**WHAT IS BEING ASKED**
Copy the following items word for word.
* start SUPPLIED DATA *
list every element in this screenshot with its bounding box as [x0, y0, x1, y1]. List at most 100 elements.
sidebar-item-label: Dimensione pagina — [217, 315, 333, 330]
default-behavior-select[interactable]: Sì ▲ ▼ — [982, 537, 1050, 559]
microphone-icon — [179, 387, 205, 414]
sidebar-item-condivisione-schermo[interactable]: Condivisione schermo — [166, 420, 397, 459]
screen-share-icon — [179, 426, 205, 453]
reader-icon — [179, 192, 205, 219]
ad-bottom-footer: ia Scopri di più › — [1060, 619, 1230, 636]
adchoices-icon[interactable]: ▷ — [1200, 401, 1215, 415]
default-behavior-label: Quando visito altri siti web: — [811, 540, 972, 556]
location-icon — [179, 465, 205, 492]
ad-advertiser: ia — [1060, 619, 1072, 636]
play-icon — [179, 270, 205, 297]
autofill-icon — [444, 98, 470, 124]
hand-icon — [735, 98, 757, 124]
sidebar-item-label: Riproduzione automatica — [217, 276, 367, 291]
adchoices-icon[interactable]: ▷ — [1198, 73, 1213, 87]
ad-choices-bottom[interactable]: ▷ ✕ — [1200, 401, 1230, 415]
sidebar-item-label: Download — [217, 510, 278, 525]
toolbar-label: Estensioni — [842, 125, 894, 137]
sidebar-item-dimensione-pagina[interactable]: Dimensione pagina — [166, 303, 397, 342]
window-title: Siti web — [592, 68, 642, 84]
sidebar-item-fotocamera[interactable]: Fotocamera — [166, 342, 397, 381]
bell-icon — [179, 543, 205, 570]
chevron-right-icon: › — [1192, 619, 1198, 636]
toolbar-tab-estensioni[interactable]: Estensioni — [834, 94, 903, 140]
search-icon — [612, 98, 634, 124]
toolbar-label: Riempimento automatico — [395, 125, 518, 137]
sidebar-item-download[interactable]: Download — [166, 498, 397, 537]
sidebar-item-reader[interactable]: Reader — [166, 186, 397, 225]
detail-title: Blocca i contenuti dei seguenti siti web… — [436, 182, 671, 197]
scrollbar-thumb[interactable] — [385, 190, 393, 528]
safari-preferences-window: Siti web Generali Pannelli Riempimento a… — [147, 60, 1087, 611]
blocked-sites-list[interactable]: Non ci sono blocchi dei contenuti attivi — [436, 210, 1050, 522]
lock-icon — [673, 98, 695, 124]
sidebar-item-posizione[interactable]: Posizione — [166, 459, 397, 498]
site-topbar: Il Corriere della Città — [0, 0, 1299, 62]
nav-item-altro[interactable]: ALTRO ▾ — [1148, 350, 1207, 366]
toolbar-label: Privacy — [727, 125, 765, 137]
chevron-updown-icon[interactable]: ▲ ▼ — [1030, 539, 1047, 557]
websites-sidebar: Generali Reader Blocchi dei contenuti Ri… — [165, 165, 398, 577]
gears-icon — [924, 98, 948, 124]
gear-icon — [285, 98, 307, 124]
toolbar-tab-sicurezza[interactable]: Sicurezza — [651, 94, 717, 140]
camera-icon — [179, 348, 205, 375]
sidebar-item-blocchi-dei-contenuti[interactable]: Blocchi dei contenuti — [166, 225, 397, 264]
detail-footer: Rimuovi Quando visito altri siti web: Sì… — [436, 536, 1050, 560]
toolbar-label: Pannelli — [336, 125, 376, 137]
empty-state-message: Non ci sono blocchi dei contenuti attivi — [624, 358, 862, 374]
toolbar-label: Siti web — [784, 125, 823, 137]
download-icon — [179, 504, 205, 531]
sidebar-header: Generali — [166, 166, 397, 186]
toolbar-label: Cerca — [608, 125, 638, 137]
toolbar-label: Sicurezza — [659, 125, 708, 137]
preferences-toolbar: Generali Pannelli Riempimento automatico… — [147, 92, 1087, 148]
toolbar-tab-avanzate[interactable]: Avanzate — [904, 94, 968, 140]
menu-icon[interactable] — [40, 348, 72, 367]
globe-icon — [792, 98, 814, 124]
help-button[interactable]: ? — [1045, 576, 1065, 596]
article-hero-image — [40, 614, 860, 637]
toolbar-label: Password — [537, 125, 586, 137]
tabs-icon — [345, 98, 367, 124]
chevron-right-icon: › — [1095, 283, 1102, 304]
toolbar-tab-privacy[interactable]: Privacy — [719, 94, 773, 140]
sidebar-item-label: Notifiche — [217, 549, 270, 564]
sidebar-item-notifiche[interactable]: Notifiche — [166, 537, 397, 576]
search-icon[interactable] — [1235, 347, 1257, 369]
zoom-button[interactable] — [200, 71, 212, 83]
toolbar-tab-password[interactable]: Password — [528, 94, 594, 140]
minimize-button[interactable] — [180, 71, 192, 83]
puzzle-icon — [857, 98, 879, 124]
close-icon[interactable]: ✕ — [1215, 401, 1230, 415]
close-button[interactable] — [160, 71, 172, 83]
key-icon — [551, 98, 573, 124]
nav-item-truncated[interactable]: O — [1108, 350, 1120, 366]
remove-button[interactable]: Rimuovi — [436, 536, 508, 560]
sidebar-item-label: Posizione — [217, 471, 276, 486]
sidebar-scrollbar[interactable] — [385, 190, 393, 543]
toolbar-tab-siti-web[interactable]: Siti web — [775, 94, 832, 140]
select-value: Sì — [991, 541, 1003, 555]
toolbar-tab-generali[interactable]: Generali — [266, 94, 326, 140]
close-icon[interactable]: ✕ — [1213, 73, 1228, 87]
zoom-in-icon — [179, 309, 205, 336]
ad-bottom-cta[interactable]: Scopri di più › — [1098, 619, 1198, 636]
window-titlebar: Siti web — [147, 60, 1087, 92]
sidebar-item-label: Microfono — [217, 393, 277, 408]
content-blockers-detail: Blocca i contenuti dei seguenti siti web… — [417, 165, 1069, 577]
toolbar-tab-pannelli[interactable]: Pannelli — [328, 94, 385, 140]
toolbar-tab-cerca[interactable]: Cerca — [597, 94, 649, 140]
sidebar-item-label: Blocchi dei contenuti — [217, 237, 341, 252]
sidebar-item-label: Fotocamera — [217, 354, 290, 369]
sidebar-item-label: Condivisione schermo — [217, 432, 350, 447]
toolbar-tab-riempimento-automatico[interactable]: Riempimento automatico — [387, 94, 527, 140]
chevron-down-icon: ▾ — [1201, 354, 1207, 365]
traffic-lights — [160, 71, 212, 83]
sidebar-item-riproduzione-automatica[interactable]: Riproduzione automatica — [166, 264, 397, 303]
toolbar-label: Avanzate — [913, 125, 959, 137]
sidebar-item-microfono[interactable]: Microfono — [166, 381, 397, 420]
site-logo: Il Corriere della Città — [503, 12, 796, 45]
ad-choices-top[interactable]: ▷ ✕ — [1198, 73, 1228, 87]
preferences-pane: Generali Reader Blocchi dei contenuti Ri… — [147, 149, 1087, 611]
* end SUPPLIED DATA *
**EXERCISE RESPONSE**
list every element in this screenshot with its bounding box as [x0, y0, x1, y1]. List at most 100 elements.
sidebar-item-label: Dimensione pagina — [217, 315, 333, 330]
default-behavior-select[interactable]: Sì ▲ ▼ — [982, 537, 1050, 559]
microphone-icon — [179, 387, 205, 414]
sidebar-item-condivisione-schermo[interactable]: Condivisione schermo — [166, 420, 397, 459]
screen-share-icon — [179, 426, 205, 453]
reader-icon — [179, 192, 205, 219]
ad-bottom-footer: ia Scopri di più › — [1060, 619, 1230, 636]
adchoices-icon[interactable]: ▷ — [1200, 401, 1215, 415]
default-behavior-label: Quando visito altri siti web: — [811, 540, 972, 556]
location-icon — [179, 465, 205, 492]
ad-advertiser: ia — [1060, 619, 1072, 636]
play-icon — [179, 270, 205, 297]
autofill-icon — [444, 98, 470, 124]
hand-icon — [735, 98, 757, 124]
sidebar-item-label: Riproduzione automatica — [217, 276, 367, 291]
adchoices-icon[interactable]: ▷ — [1198, 73, 1213, 87]
ad-choices-bottom[interactable]: ▷ ✕ — [1200, 401, 1230, 415]
sidebar-item-label: Download — [217, 510, 278, 525]
toolbar-label: Estensioni — [842, 125, 894, 137]
sidebar-item-dimensione-pagina[interactable]: Dimensione pagina — [166, 303, 397, 342]
window-title: Siti web — [592, 68, 642, 84]
sidebar-item-fotocamera[interactable]: Fotocamera — [166, 342, 397, 381]
bell-icon — [179, 543, 205, 570]
chevron-right-icon: › — [1192, 619, 1198, 636]
toolbar-tab-estensioni[interactable]: Estensioni — [834, 94, 903, 140]
search-icon — [612, 98, 634, 124]
toolbar-label: Riempimento automatico — [395, 125, 518, 137]
sidebar-item-download[interactable]: Download — [166, 498, 397, 537]
sidebar-item-reader[interactable]: Reader — [166, 186, 397, 225]
detail-title: Blocca i contenuti dei seguenti siti web… — [436, 182, 671, 197]
scrollbar-thumb[interactable] — [385, 190, 393, 528]
safari-preferences-window: Siti web Generali Pannelli Riempimento a… — [147, 60, 1087, 611]
blocked-sites-list[interactable]: Non ci sono blocchi dei contenuti attivi — [436, 210, 1050, 522]
lock-icon — [673, 98, 695, 124]
sidebar-item-posizione[interactable]: Posizione — [166, 459, 397, 498]
site-topbar: Il Corriere della Città — [0, 0, 1299, 62]
nav-item-altro[interactable]: ALTRO ▾ — [1148, 350, 1207, 366]
toolbar-label: Privacy — [727, 125, 765, 137]
chevron-updown-icon[interactable]: ▲ ▼ — [1030, 539, 1047, 557]
websites-sidebar: Generali Reader Blocchi dei contenuti Ri… — [165, 165, 398, 577]
gears-icon — [924, 98, 948, 124]
gear-icon — [285, 98, 307, 124]
toolbar-tab-sicurezza[interactable]: Sicurezza — [651, 94, 717, 140]
camera-icon — [179, 348, 205, 375]
sidebar-item-blocchi-dei-contenuti[interactable]: Blocchi dei contenuti — [166, 225, 397, 264]
detail-footer: Rimuovi Quando visito altri siti web: Sì… — [436, 536, 1050, 560]
toolbar-label: Pannelli — [336, 125, 376, 137]
empty-state-message: Non ci sono blocchi dei contenuti attivi — [624, 358, 862, 374]
toolbar-label: Siti web — [784, 125, 823, 137]
download-icon — [179, 504, 205, 531]
sidebar-header: Generali — [166, 166, 397, 186]
toolbar-label: Cerca — [608, 125, 638, 137]
toolbar-label: Sicurezza — [659, 125, 708, 137]
preferences-toolbar: Generali Pannelli Riempimento automatico… — [147, 92, 1087, 148]
toolbar-tab-avanzate[interactable]: Avanzate — [904, 94, 968, 140]
menu-icon[interactable] — [40, 348, 72, 367]
globe-icon — [792, 98, 814, 124]
help-button[interactable]: ? — [1045, 576, 1065, 596]
article-hero-image — [40, 614, 860, 637]
toolbar-label: Password — [537, 125, 586, 137]
tabs-icon — [345, 98, 367, 124]
chevron-right-icon: › — [1095, 283, 1102, 304]
toolbar-tab-privacy[interactable]: Privacy — [719, 94, 773, 140]
sidebar-item-label: Notifiche — [217, 549, 270, 564]
sidebar-item-notifiche[interactable]: Notifiche — [166, 537, 397, 576]
search-icon[interactable] — [1235, 347, 1257, 369]
zoom-button[interactable] — [200, 71, 212, 83]
toolbar-tab-password[interactable]: Password — [528, 94, 594, 140]
minimize-button[interactable] — [180, 71, 192, 83]
puzzle-icon — [857, 98, 879, 124]
close-icon[interactable]: ✕ — [1215, 401, 1230, 415]
close-button[interactable] — [160, 71, 172, 83]
key-icon — [551, 98, 573, 124]
nav-item-truncated[interactable]: O — [1108, 350, 1120, 366]
remove-button[interactable]: Rimuovi — [436, 536, 508, 560]
sidebar-item-label: Posizione — [217, 471, 276, 486]
sidebar-scrollbar[interactable] — [385, 190, 393, 543]
toolbar-tab-siti-web[interactable]: Siti web — [775, 94, 832, 140]
select-value: Sì — [991, 541, 1003, 555]
toolbar-tab-generali[interactable]: Generali — [266, 94, 326, 140]
close-icon[interactable]: ✕ — [1213, 73, 1228, 87]
zoom-in-icon — [179, 309, 205, 336]
ad-bottom-cta[interactable]: Scopri di più › — [1098, 619, 1198, 636]
window-titlebar: Siti web — [147, 60, 1087, 92]
sidebar-item-label: Microfono — [217, 393, 277, 408]
content-blockers-detail: Blocca i contenuti dei seguenti siti web… — [417, 165, 1069, 577]
toolbar-tab-pannelli[interactable]: Pannelli — [328, 94, 385, 140]
toolbar-tab-cerca[interactable]: Cerca — [597, 94, 649, 140]
sidebar-item-label: Blocchi dei contenuti — [217, 237, 341, 252]
sidebar-item-label: Fotocamera — [217, 354, 290, 369]
sidebar-item-label: Condivisione schermo — [217, 432, 350, 447]
toolbar-tab-riempimento-automatico[interactable]: Riempimento automatico — [387, 94, 527, 140]
chevron-down-icon: ▾ — [1201, 354, 1207, 365]
traffic-lights — [160, 71, 212, 83]
sidebar-item-riproduzione-automatica[interactable]: Riproduzione automatica — [166, 264, 397, 303]
toolbar-label: Avanzate — [913, 125, 959, 137]
sidebar-item-microfono[interactable]: Microfono — [166, 381, 397, 420]
site-logo: Il Corriere della Città — [503, 12, 796, 45]
ad-choices-top[interactable]: ▷ ✕ — [1198, 73, 1228, 87]
preferences-pane: Generali Reader Blocchi dei contenuti Ri… — [147, 149, 1087, 611]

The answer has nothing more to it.